| What you have to do |
Continue the court judgment on the income tax appeals, starting after its last sentence.

Start of Provided text

IN THE HIGH COURT OF FIJI
At Suva
Appellate Jurisdiction


CIVIL APPEAL NO. 0009 OF 1995


Between:


THE COMMISSIONER OF INLAND REVENUE
Appellant


- and -


DONALD HENRY BULL
Respondent


---------------------


CIVIL APPEAL NO. 0010 OF 1995


Between:


THE COMMISSIONER OF INLAND REVENUE
Appellant


- and -


WILLIAM JOHN BULL
Respondent


Mr. I. Blakeley for the Commissioner of Inland Revenue
Mr. G. Keil for the Respondents


JUDGMENT


This is an appeal by the Commissioner of Inland Revenue (the 'CIR') against a decision of the Court of Review delivered on the 28th of April 1995 in which the Court upheld an appeal by the taxpayers against assessments of the CIR requiring each of the taxpayers to pay income tax in respect of interest income for the years 1987 to 1990, derived by each of the taxpayers from funds invested in Australia and in respect of which Australian Withholding Tax of 10% had already been deducted at source.


The appeals to the Court of Review although separately numbered were dealt with in a single decision of the Court. The nature and source of the income in each appeal was identical and the CIR's assessments were based on the same section of the Income Tax Act (Cap. 201). It is therefore convenient to adopt a similar approach to the CIR's two (2) appeals and render a single judgment.


In the appeal before the Court of Review a Statement of Agreed Facts was filed in respect of each appeal and save for the calculation of the interest income earned in Australia and the tax paid thereon, was identical in all other respects. For the purposes of this appeal I gratefully adopt the convenient summary of the Court of Review where he states at p.37 of the record:


"The agreed facts are that each of the Appellants earned income in Australia at a time where there was not a Double Taxation Agreement in force between Australia and Fiji.

End of Provided text
Start of Given data

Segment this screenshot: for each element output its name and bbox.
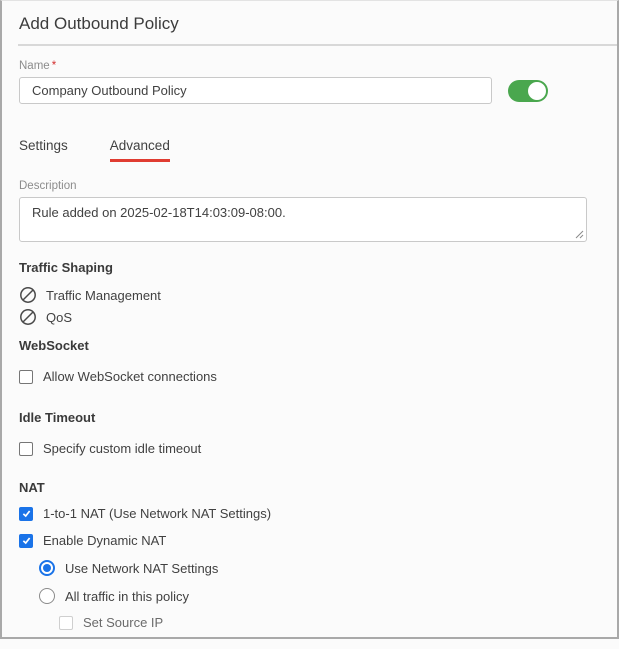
checkbox-box[interactable] [19, 533, 33, 548]
qos-label: QoS [46, 309, 73, 325]
traffic-management-label: Traffic Management [46, 287, 161, 303]
all-traffic-radio[interactable]: All traffic in this policy [39, 587, 617, 605]
tab-advanced[interactable]: Advanced [109, 138, 170, 162]
description-wrap: Rule added on 2025-02-18T14:03:09-08:00. [19, 197, 587, 242]
checkbox-box[interactable] [19, 441, 33, 456]
idle-timeout-heading: Idle Timeout [19, 410, 96, 425]
one-to-one-nat-label: 1-to-1 NAT (Use Network NAT Settings) [43, 506, 272, 521]
set-source-ip-label: Set Source IP [83, 615, 164, 630]
toggle-knob [527, 80, 547, 101]
nat-heading: NAT [19, 480, 45, 495]
use-network-nat-label: Use Network NAT Settings [65, 560, 219, 576]
set-source-ip-checkbox[interactable]: Set Source IP [59, 614, 617, 631]
check-icon [22, 537, 30, 545]
enable-dynamic-nat-checkbox[interactable]: Enable Dynamic NAT [19, 532, 617, 549]
name-label: Name * [19, 59, 600, 74]
no-entry-icon [20, 287, 36, 303]
one-to-one-nat-checkbox[interactable]: 1-to-1 NAT (Use Network NAT Settings) [19, 505, 617, 522]
tab-bar: Settings Advanced [19, 138, 600, 162]
name-label-text: Name [19, 60, 50, 72]
allow-websocket-checkbox[interactable]: Allow WebSocket connections [19, 368, 617, 385]
policy-enabled-toggle[interactable] [508, 79, 548, 102]
radio-circle[interactable] [39, 588, 55, 604]
name-input[interactable] [19, 77, 492, 104]
websocket-heading: WebSocket [19, 338, 89, 353]
checkbox-box[interactable] [19, 369, 33, 384]
custom-idle-timeout-checkbox[interactable]: Specify custom idle timeout [19, 440, 617, 457]
traffic-shaping-heading: Traffic Shaping [19, 260, 113, 275]
add-outbound-policy-dialog: Add Outbound Policy Name* Settings Advan… [2, 13, 617, 649]
required-asterisk: * [51, 60, 57, 72]
enable-dynamic-nat-label: Enable Dynamic NAT [43, 533, 167, 548]
title-divider [18, 44, 617, 46]
description-textarea[interactable]: Rule added on 2025-02-18T14:03:09-08:00. [19, 197, 587, 242]
no-entry-icon [20, 309, 36, 325]
all-traffic-label: All traffic in this policy [65, 588, 190, 604]
tab-settings[interactable]: Settings [19, 138, 68, 162]
use-network-nat-radio[interactable]: Use Network NAT Settings [39, 559, 617, 577]
checkbox-box[interactable] [59, 615, 73, 630]
check-icon [22, 510, 30, 518]
allow-websocket-label: Allow WebSocket connections [43, 369, 217, 384]
radio-circle[interactable] [39, 560, 55, 576]
page-title: Add Outbound Policy [19, 14, 179, 33]
checkbox-box[interactable] [19, 506, 33, 521]
name-row [19, 77, 600, 104]
traffic-management-item[interactable]: Traffic Management [19, 285, 600, 305]
custom-idle-timeout-label: Specify custom idle timeout [43, 441, 202, 456]
qos-item[interactable]: QoS [19, 307, 600, 327]
radio-dot [43, 564, 51, 572]
description-label: Description [19, 180, 77, 192]
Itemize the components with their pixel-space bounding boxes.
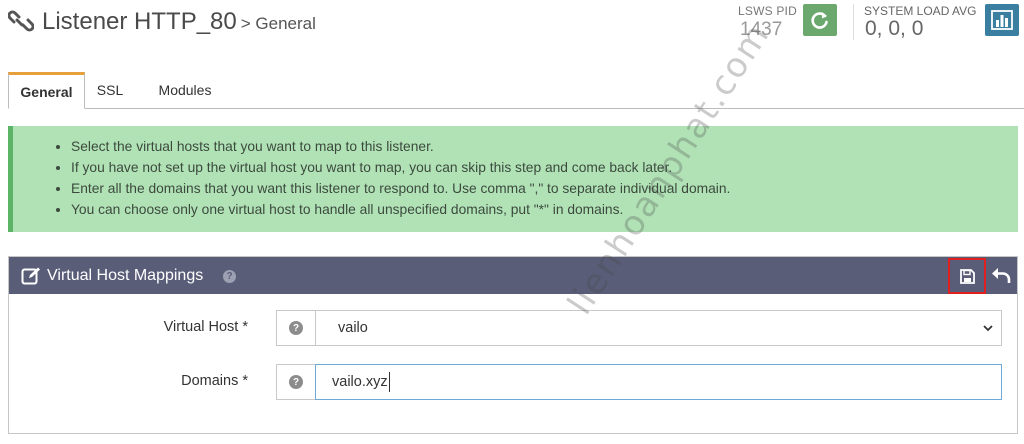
domains-help[interactable]: ? [276,364,316,400]
virtual-host-mappings-panel: Virtual Host Mappings ? Virtual Host * ?… [8,256,1018,434]
info-item: Enter all the domains that you want this… [71,178,1018,199]
domains-label: Domains * [181,373,248,389]
info-item: You can choose only one virtual host to … [71,199,1018,220]
tab-general[interactable]: General [8,72,85,109]
virtual-host-select[interactable]: vailo [315,310,1002,346]
page-header: Listener HTTP_80 > General LSWS PID 1437 … [0,0,1024,62]
virtual-host-value: vailo [338,320,368,336]
save-button[interactable] [948,258,986,294]
help-icon: ? [289,375,303,389]
link-chain-icon [8,10,34,32]
tab-modules[interactable]: Modules [142,72,228,108]
virtual-host-help[interactable]: ? [276,310,316,346]
domains-input[interactable]: vailo.xyz [315,364,1002,400]
panel-title: Virtual Host Mappings [47,267,204,284]
pid-label: LSWS PID [738,4,797,18]
info-list: Select the virtual hosts that you want t… [13,136,1018,220]
tab-ssl[interactable]: SSL [90,72,130,108]
chevron-down-icon [983,325,993,332]
help-icon[interactable]: ? [223,270,236,283]
panel-header: Virtual Host Mappings ? [9,257,1017,294]
tab-bar: General SSL Modules [8,72,1024,109]
info-item: If you have not set up the virtual host … [71,157,1018,178]
virtual-host-label: Virtual Host * [163,319,248,335]
page-title: Listener HTTP_80 > General [42,8,316,35]
stats-button[interactable] [985,4,1019,36]
undo-icon[interactable] [991,266,1011,284]
edit-icon [21,267,40,285]
breadcrumb: > General [240,14,316,33]
header-divider [853,4,854,40]
domains-value: vailo.xyz [332,374,388,390]
help-icon: ? [289,321,303,335]
restart-icon [811,12,828,29]
bar-chart-icon [991,10,1013,30]
load-value: 0, 0, 0 [865,17,924,40]
info-box: Select the virtual hosts that you want t… [8,126,1018,232]
info-item: Select the virtual hosts that you want t… [71,136,1018,157]
save-icon [959,268,975,284]
restart-button[interactable] [803,4,837,36]
load-label: SYSTEM LOAD AVG [864,4,977,18]
text-caret [388,372,390,392]
pid-value: 1437 [740,19,783,40]
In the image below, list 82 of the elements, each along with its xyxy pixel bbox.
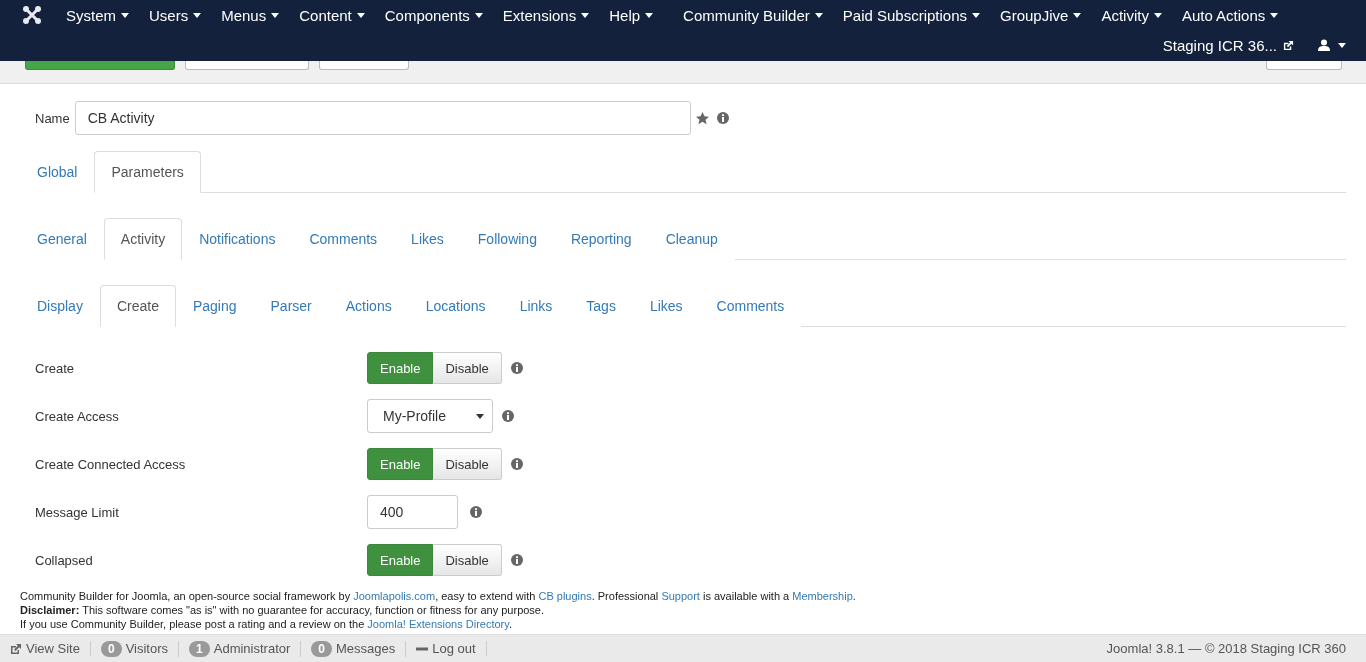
caret-icon [1153, 12, 1162, 18]
count-badge: 1 [189, 640, 210, 657]
footer-link[interactable]: Membership [792, 590, 853, 602]
external-link-icon [1283, 39, 1294, 51]
info-icon[interactable] [510, 458, 523, 470]
info-icon[interactable] [470, 506, 482, 518]
menu-item[interactable]: System [56, 6, 139, 24]
star-icon[interactable] [695, 111, 709, 125]
menu-item[interactable]: Activity [1091, 6, 1172, 24]
external-link-icon [10, 642, 22, 655]
logout-link[interactable]: Log out [432, 641, 476, 656]
caret-icon [193, 12, 202, 18]
footer-text: . [852, 590, 856, 602]
status-link[interactable]: Visitors [125, 641, 169, 656]
menu-item[interactable]: Users [139, 6, 212, 24]
toggle-option[interactable]: Disable [433, 544, 502, 576]
tab[interactable]: Activity [103, 218, 183, 260]
version-text: Joomla! 3.8.1 — © 2018 Staging ICR 360 [1106, 641, 1347, 656]
tab[interactable]: Parameters [94, 151, 201, 193]
toggle-option[interactable]: Enable [367, 352, 434, 384]
site-link[interactable]: Staging ICR 36... [1162, 36, 1294, 54]
logo-icon[interactable] [22, 5, 42, 25]
caret-icon [581, 12, 590, 18]
menu-item[interactable]: Community Builder [673, 6, 833, 24]
caret-icon [121, 12, 129, 18]
save-close-button[interactable] [185, 60, 309, 70]
caret-icon [271, 12, 280, 18]
footer-link[interactable]: CB plugins [538, 590, 592, 602]
menu-item[interactable]: Paid Subscriptions [832, 6, 990, 24]
user-icon [1318, 39, 1330, 51]
menu-item[interactable]: Components [374, 6, 493, 24]
field-label: Message Limit [35, 504, 120, 520]
menu-item[interactable]: Auto Actions [1171, 6, 1289, 24]
footer-text: is available with a [701, 590, 791, 602]
toggle-option[interactable]: Disable [433, 448, 502, 480]
info-icon[interactable] [716, 112, 729, 124]
caret-icon [814, 12, 823, 18]
tab[interactable]: Create [99, 285, 176, 327]
footer-text: Disclaimer: This software comes "as is" with no guarantee for accuracy, function or fitness for any purpose. [20, 604, 545, 616]
toggle-option[interactable]: Enable [367, 448, 434, 480]
save-button[interactable] [25, 60, 175, 70]
footer-link[interactable]: Support [661, 590, 700, 602]
caret-icon [474, 12, 483, 18]
count-badge: 0 [311, 640, 332, 657]
caret-icon [1338, 42, 1346, 48]
field-label: Create Access [35, 408, 120, 424]
footer-text: . Professional [591, 590, 660, 602]
status-link[interactable]: Messages [336, 641, 396, 656]
count-badge: 0 [100, 640, 122, 657]
field-label: Create Connected Access [35, 456, 187, 472]
info-icon[interactable] [510, 362, 523, 374]
footer-text: , easy to extend with [435, 590, 537, 602]
footer-text: Community Builder for Joomla, an open-source social framework by [20, 590, 352, 602]
caret-icon [645, 12, 654, 18]
text-field[interactable]: 400 [367, 495, 458, 529]
menu-item[interactable]: Extensions [492, 6, 600, 24]
footer-text: If you use Community Builder, please post a rating and a review on the [20, 618, 366, 630]
help-button[interactable] [1266, 60, 1342, 70]
name-field[interactable]: CB Activity [74, 101, 691, 135]
view-site-link[interactable]: View Site [26, 641, 80, 656]
info-icon[interactable] [502, 410, 514, 422]
toggle-option[interactable]: Enable [367, 544, 434, 576]
caret-icon [1073, 12, 1082, 18]
cancel-button[interactable] [319, 60, 409, 70]
field-label: Create [35, 360, 76, 376]
caret-icon [1270, 12, 1279, 18]
minus-icon [416, 646, 429, 651]
caret-icon [476, 413, 484, 419]
menu-item[interactable]: Menus [211, 6, 290, 24]
user-menu[interactable] [1318, 39, 1346, 51]
menu-item[interactable]: Help [599, 6, 664, 24]
info-icon[interactable] [510, 554, 523, 566]
field-label: Collapsed [35, 552, 94, 568]
caret-icon [972, 12, 980, 18]
footer-link[interactable]: Joomla! Extensions Directory [367, 618, 509, 630]
select-dropdown[interactable]: My-Profile [367, 399, 493, 433]
menu-item[interactable]: GroupJive [990, 6, 1092, 24]
status-link[interactable]: Administrator [213, 641, 291, 656]
caret-icon [356, 12, 365, 18]
menu-item[interactable]: Content [289, 6, 375, 24]
toggle-option[interactable]: Disable [433, 352, 502, 384]
name-label: Name [35, 110, 70, 126]
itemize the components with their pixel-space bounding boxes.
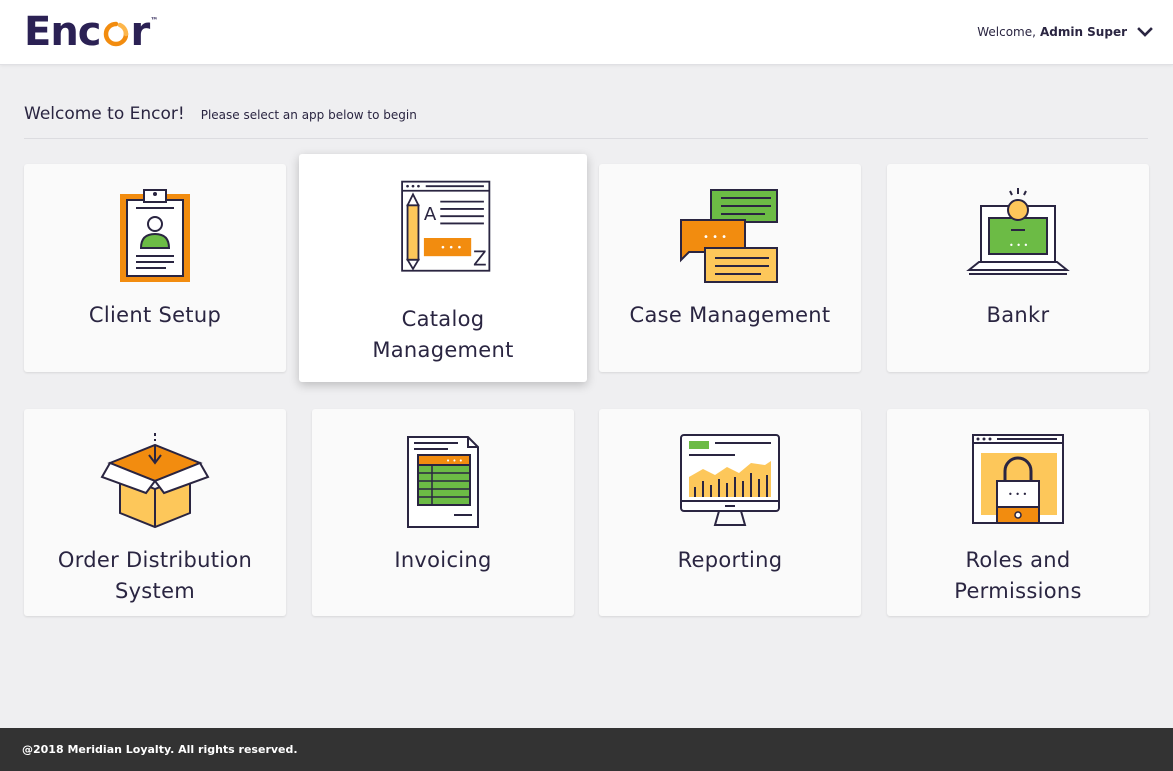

End of Given data

| Answer to this task |
Withholding tax was charged and deducted in Australia on the whole of each income.


The Commissioner does not dispute that this was 'income chargeable with income tax' within the meaning of those words in S. 102(b) of the Act."


The Court of Review then summarises the relative position taken by the CIR as follows:


"The Commissioner assessed each of the appellants on that amount of the same Australian income as remained after the tax imposed on it in Australia had been deducted on the grounds, that the words 'to the extent that' in S.102(b) were meant to include no more than the amount paid in tax."


and by the appellants as follows:


"The appellants claim exemption in each case, from Fiji tax under paragraph (b) of S.102 on the grounds that the whole of the income in question having been chargeable with income tax in Australia, a fact not denied by the Commissioner, and having furnished the correct evidence required by proviso (i) and there being no evidence that proviso (ii) applied, the whole of it was exempt income."


The Court of Review then sets out various submissions of both counsels for the parties and after referring to several cases states, at p.38 of the record:


"Applying the principles set out above, that is, looking fairly at the language used, without any implications, intendment, or reading in, my interpretation is that the degree, dimension or scope of the exemption in S.102(b) extends to the part of the income (that is the 'it' in S.102(b)) that is 'chargeable with income tax in that other territory'. That part of the income that is chargeable with income tax is exempt from tax in Fiji. That part of the income that is not chargeable with income tax is not exempt from tax in Fiji."


The Court's decision was that:


"The whole of each Appellant's income, the subject of these appeals being chargeable and taxed in Australia, the whole of each is exempt from tax in Fiji."


The CIR now appeals against that decision of the Court of Review on the following two (2) grounds:


"1. The learned Court of Review erred in law in holding that Section 102(b) of the Income Tax Act provided a total exemption from income tax in Fiji in respect of income earned by the respondents and taxed in Australia.


  1. The learned Court of Review erred in law in failing to have regard to the provisions of Section 103 of the Income Tax Act when applying the provisions of Section 102(b)."

I am grateful to both counsels for the comprehensive written submissions and photocopy authorities furnished for the assistance of the Court.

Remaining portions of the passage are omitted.